• Work required: Gather the lines from the material that contain "Willis".

========================================================================

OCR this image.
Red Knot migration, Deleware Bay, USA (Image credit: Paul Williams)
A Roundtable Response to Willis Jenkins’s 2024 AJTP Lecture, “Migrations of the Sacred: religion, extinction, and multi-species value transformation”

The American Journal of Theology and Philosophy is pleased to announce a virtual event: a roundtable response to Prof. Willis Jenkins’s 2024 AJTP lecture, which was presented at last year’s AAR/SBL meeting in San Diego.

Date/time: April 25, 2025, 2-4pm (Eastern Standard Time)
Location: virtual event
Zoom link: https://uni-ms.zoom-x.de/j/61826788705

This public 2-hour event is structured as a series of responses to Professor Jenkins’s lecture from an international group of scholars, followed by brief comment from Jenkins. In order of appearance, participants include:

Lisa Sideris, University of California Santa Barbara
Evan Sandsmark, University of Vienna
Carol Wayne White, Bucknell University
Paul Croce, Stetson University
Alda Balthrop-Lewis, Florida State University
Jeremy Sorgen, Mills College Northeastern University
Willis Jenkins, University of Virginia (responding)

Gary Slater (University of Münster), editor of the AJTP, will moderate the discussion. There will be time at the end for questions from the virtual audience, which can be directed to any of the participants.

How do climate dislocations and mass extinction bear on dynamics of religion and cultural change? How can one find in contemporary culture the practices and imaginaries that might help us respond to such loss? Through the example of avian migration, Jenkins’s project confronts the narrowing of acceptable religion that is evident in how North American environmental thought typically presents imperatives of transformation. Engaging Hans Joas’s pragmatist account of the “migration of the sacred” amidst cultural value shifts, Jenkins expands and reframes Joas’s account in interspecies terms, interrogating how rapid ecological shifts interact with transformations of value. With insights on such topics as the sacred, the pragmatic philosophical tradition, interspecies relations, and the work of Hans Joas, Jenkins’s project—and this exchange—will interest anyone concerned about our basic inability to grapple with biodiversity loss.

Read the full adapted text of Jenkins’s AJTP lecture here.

========================================================================

• Solution for this exercise:
A Roundtable Response to Willis Jenkins’s 2024 AJTP Lecture, “Migrations of the Sacred: religion, extinction, and multi-species value transformation”
The American Journal of Theology and Philosophy is pleased to announce a virtual event: a roundtable response to Prof. Willis Jenkins’s 2024 AJTP lecture, which was presented at last year’s AAR/SBL meeting in San Diego.
Willis Jenkins, University of Virginia (responding)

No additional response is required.